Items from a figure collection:
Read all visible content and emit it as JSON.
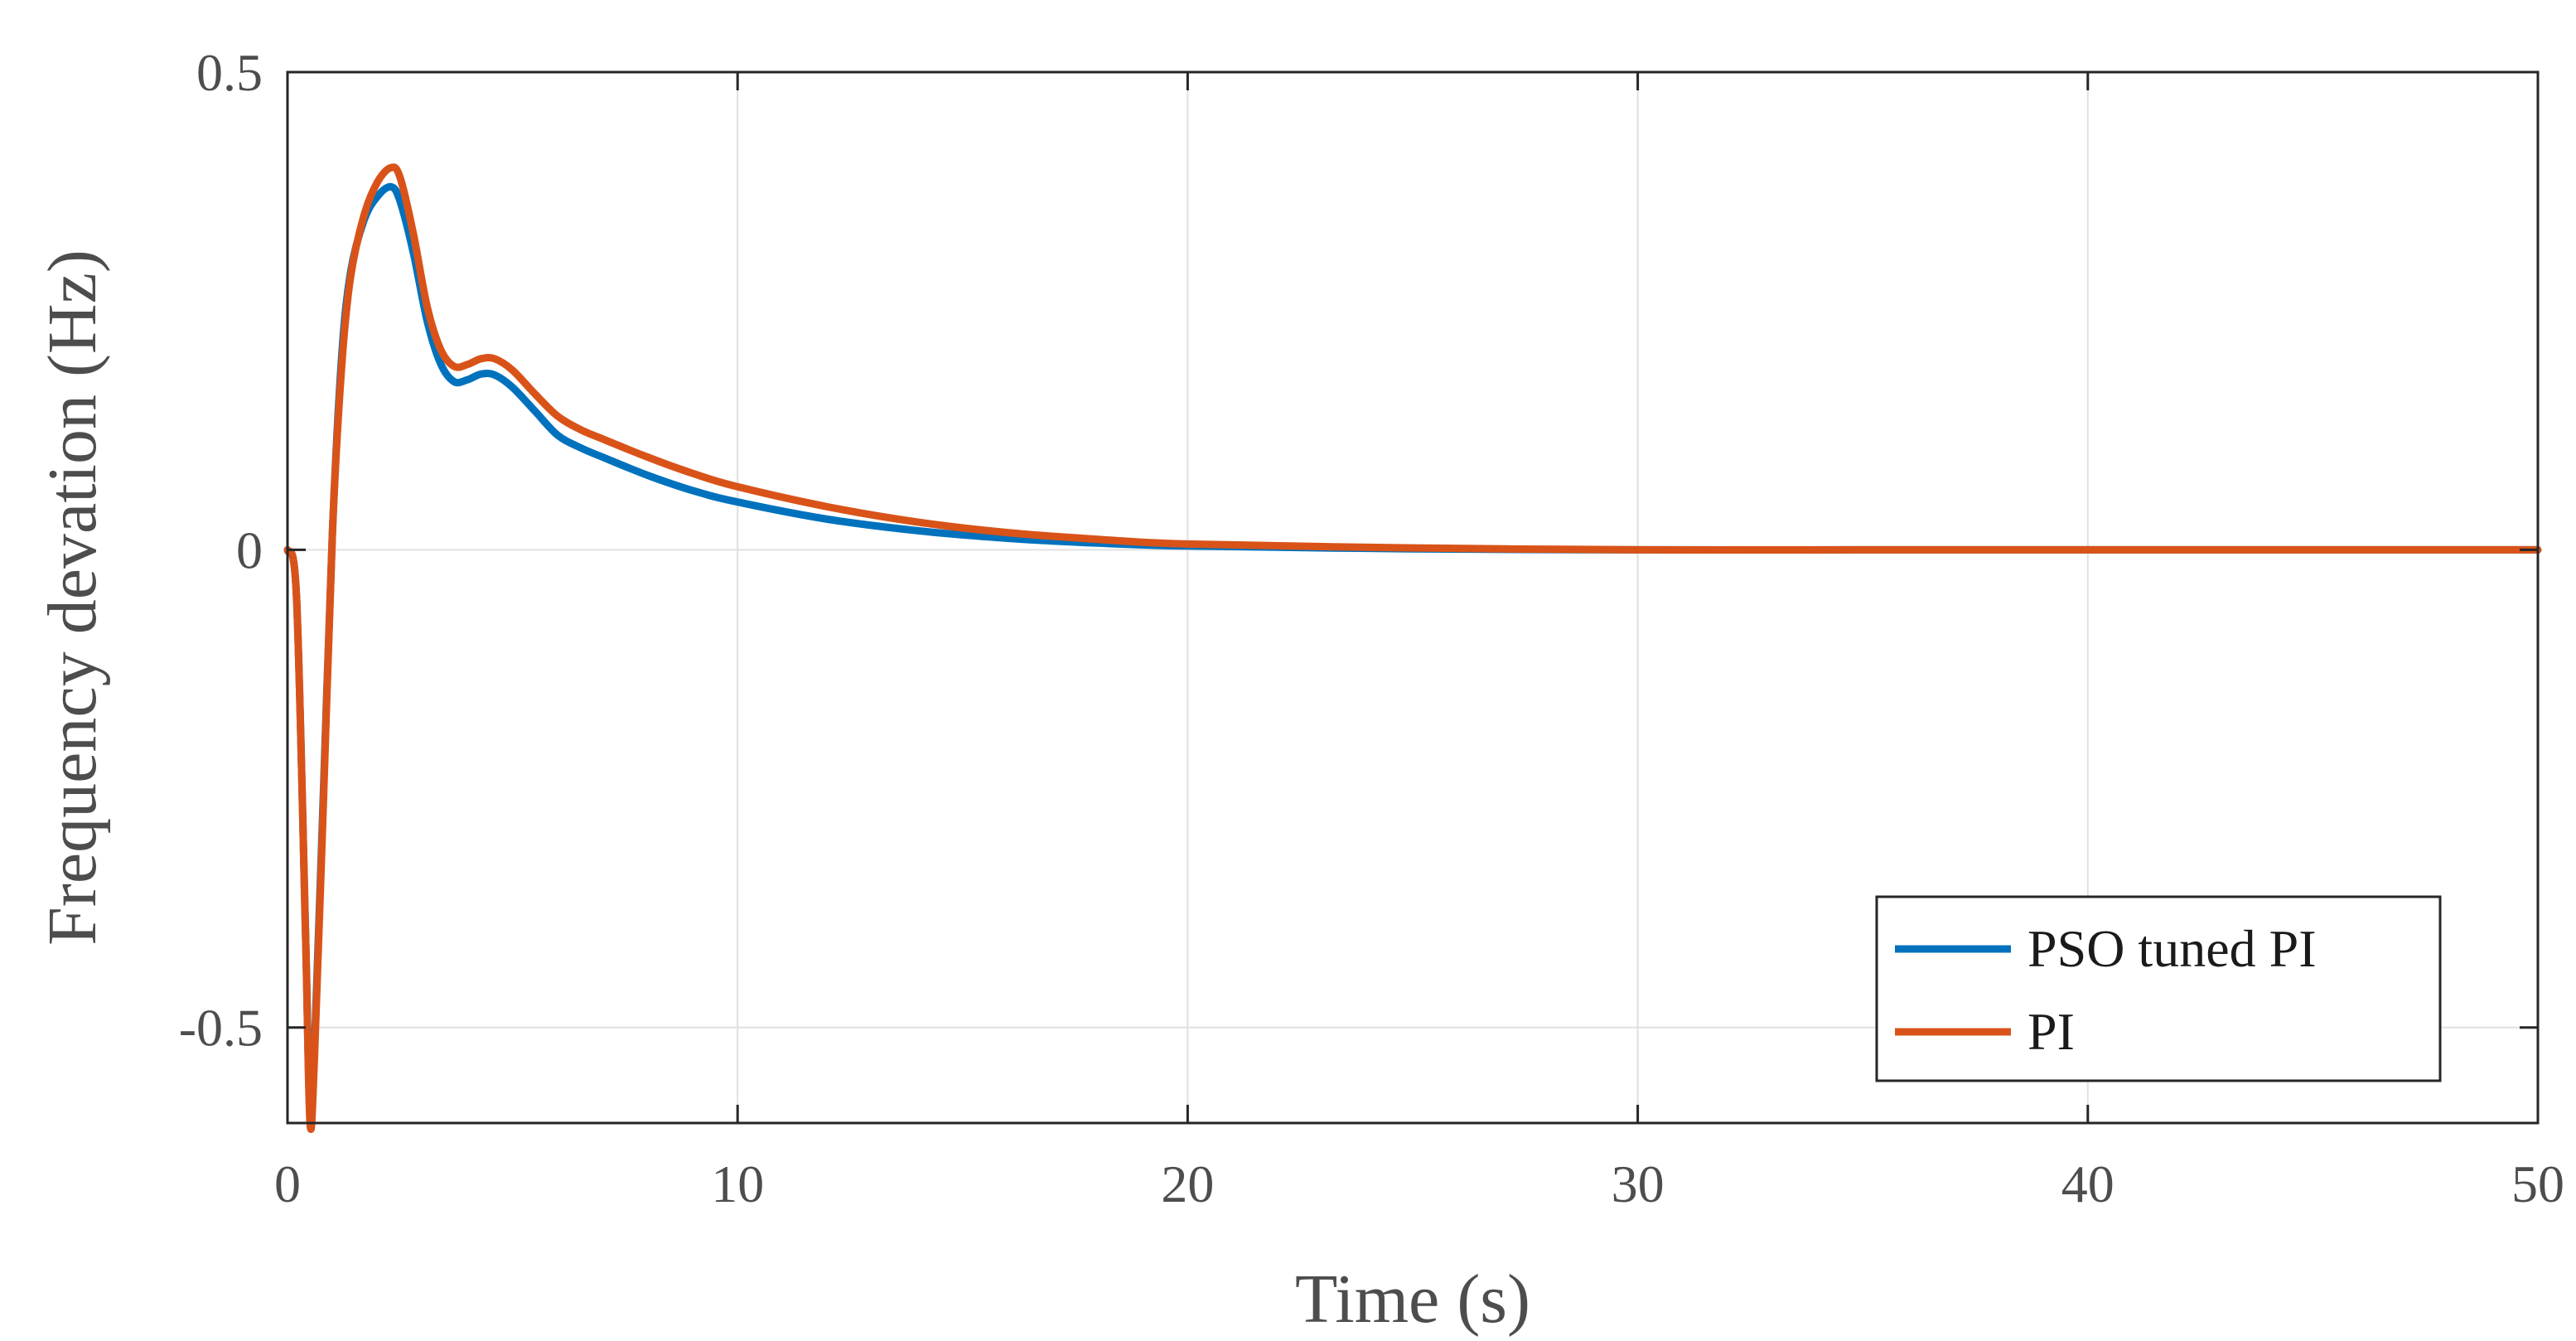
{
  "chart_data": {
    "type": "line",
    "title": "",
    "xlabel": "Time (s)",
    "ylabel": "Frequency devation (Hz)",
    "xlim": [
      0,
      50
    ],
    "ylim": [
      -0.6,
      0.5
    ],
    "xticks": [
      0,
      10,
      20,
      30,
      40,
      50
    ],
    "xtick_labels": [
      "0",
      "10",
      "20",
      "30",
      "40",
      "50"
    ],
    "yticks": [
      -0.5,
      0,
      0.5
    ],
    "ytick_labels": [
      "-0.5",
      "0",
      "0.5"
    ],
    "grid": true,
    "legend_position": "bottom-right",
    "series": [
      {
        "name": "PSO tuned PI",
        "color": "#0072BD",
        "x": [
          0,
          0.2,
          0.4,
          0.5,
          0.6,
          0.8,
          1.0,
          1.2,
          1.4,
          1.7,
          2.0,
          2.3,
          2.5,
          2.8,
          3.1,
          3.4,
          3.7,
          4.0,
          4.3,
          4.6,
          5.0,
          5.5,
          6.0,
          6.5,
          7.0,
          8.0,
          9.0,
          10.0,
          12.0,
          14.0,
          16.0,
          18.0,
          20.0,
          25.0,
          30.0,
          35.0,
          40.0,
          45.0,
          50.0
        ],
        "y": [
          0,
          -0.05,
          -0.4,
          -0.59,
          -0.52,
          -0.25,
          0.02,
          0.2,
          0.29,
          0.345,
          0.37,
          0.38,
          0.365,
          0.31,
          0.24,
          0.195,
          0.176,
          0.178,
          0.184,
          0.183,
          0.17,
          0.145,
          0.12,
          0.107,
          0.097,
          0.078,
          0.062,
          0.05,
          0.032,
          0.02,
          0.012,
          0.007,
          0.004,
          0.001,
          0.0,
          0.0,
          0.0,
          0.0,
          0.0
        ]
      },
      {
        "name": "PI",
        "color": "#D95319",
        "x": [
          0,
          0.2,
          0.4,
          0.5,
          0.6,
          0.8,
          1.0,
          1.2,
          1.4,
          1.7,
          2.0,
          2.3,
          2.5,
          2.8,
          3.1,
          3.4,
          3.7,
          4.0,
          4.3,
          4.6,
          5.0,
          5.5,
          6.0,
          6.5,
          7.0,
          8.0,
          9.0,
          10.0,
          12.0,
          14.0,
          16.0,
          18.0,
          20.0,
          25.0,
          30.0,
          35.0,
          40.0,
          45.0,
          50.0
        ],
        "y": [
          0,
          -0.05,
          -0.4,
          -0.6,
          -0.53,
          -0.26,
          0.02,
          0.19,
          0.285,
          0.35,
          0.385,
          0.4,
          0.39,
          0.33,
          0.255,
          0.21,
          0.192,
          0.194,
          0.2,
          0.2,
          0.188,
          0.163,
          0.14,
          0.126,
          0.116,
          0.097,
          0.08,
          0.066,
          0.045,
          0.029,
          0.018,
          0.011,
          0.006,
          0.002,
          0.0,
          0.0,
          0.0,
          0.0,
          0.0
        ]
      }
    ]
  }
}
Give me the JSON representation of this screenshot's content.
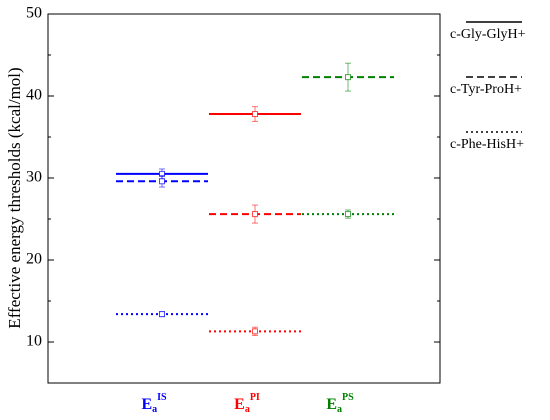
{
  "chart_data": {
    "type": "segment",
    "y_label": "Effective energy thresholds (kcal/mol)",
    "category_prefix": "E",
    "category_subscript": "a",
    "categories": [
      "IS",
      "PI",
      "PS"
    ],
    "category_colors": [
      "#0000ff",
      "#ff0000",
      "#008000"
    ],
    "ylim": [
      5,
      50
    ],
    "yticks": [
      10,
      20,
      30,
      40,
      50
    ],
    "minor_step": 5,
    "series": [
      {
        "name": "c-Gly-GlyH+",
        "dash": "solid",
        "values": [
          30.5,
          37.8,
          null
        ],
        "errors": [
          0.6,
          0.9,
          null
        ]
      },
      {
        "name": "c-Tyr-ProH+",
        "dash": "dashed",
        "values": [
          29.6,
          25.6,
          42.3
        ],
        "errors": [
          0.7,
          1.1,
          1.7
        ]
      },
      {
        "name": "c-Phe-HisH+",
        "dash": "dotted",
        "values": [
          13.4,
          11.3,
          25.6
        ],
        "errors": [
          0.3,
          0.5,
          0.5
        ]
      }
    ]
  }
}
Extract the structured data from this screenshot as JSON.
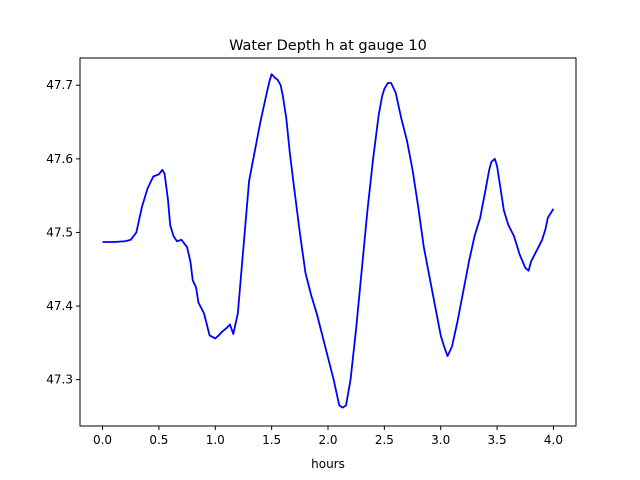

◆ WHAT IS NEEDED
Extract, from the material above, each line holding the word "this".

◆ THE RESPONSE
Give me the JSON representation of this screenshot's content.
Extract the structured data from this screenshot as JSON.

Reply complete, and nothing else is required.